### Trecho
O Mapinguari é o mais popular dos monstros da Amazônia. Seu domínio estende-se pelo Pará, Amazonas, Acre, vivificado pelo medo duma população infixa que mora nas matas, subindo os rios, acampando nas margens ignotas das grandes águas sem nome. [...] Mata sempre, infalivelmente, obstinadamente, quem encontra. Mata para comer. Descrevem-no como um homem agigantado, negro pelos cabelos longos que o recobrem como um manto, de mãos compridas, unhas em garra, fome inextinguível. Só é vulnerável no umbigo. Esse lugar é clássico para a morte dos monstros como o lobisomem em certas paragens, porém o Mapinguari dorme a noite. O perigo é de dia, o dia penumbra no meio das florestas que coam a luz do sol fazendo-a macia e tênue. O mapinguari berra alto, berros soltos, curtos, altos, atordoadores. Esses gritos roucos e contínuos explicam rumores que a floresta produz sem justificação, assim como o Curupira batendo nas árvores, Boitatá enroscando-se em fogo nas relvas, Anhanga galopando com olhos coruscantes, Caapora guiando a manada de porcos caetetus, etc. Que signiica Mapinguari? Possivelmente se trata de uma contração de mbaé-pi-guari, a coisa que tem o pé torto, retorcido, ao avesso. O início do espanto seria o rastro de forma estranha, circular, indicando justamente a direção oposta ao verdadeiro rumo. Posteriormente é que a imaginação criou a figura material, tão semelhante aos outros monstros (CASCUDO, 2015).

### Material de origem
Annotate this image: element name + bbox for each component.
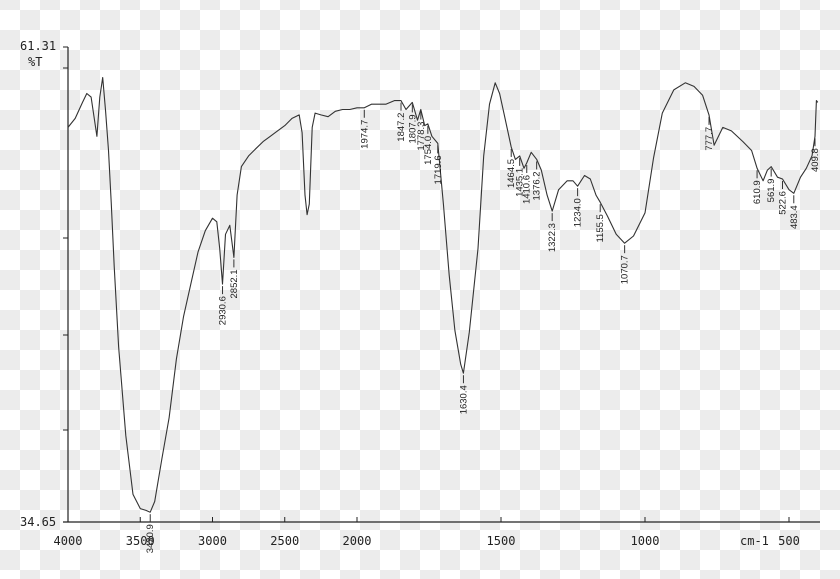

### Questão 1
De acordo com o trecho sobre o Mapinguari, em que parte do corpo o monstro é vulnerável?
### Questão 2
Dê continuidade ao trecho sobre o Mapinguari, começando logo após a sua última frase.

### Resposta escrita 1
No umbigo.

### Resposta escrita 2
Mapinguari pan-amazônico: personagem única e definitiva
Os traços do Mapinguari apresentados acima levam a concluir de imediato que se trata de uma personagem com características muito semelhantes ao Capelobo, mas também se pode deduzir que ele é quase uma síntese das personagens estranhas contidas em narrativas da tradição ancestral europeia (como eram o Polifemo, da tradição grega, e o Olharapo da tradição portuguesa, por exemplo), da tradição ancestral indígena (como o Curupira, sobretudo, gigante ciópode/monópode/unípede e/ou bípede, hipópode e/ou opistópode etc.) e da tradição nordestina (como, particularmente o Pai da Mata e o Capelobo) que no cadinho das florestas e das águas tropicais se tornavam Mapinguari.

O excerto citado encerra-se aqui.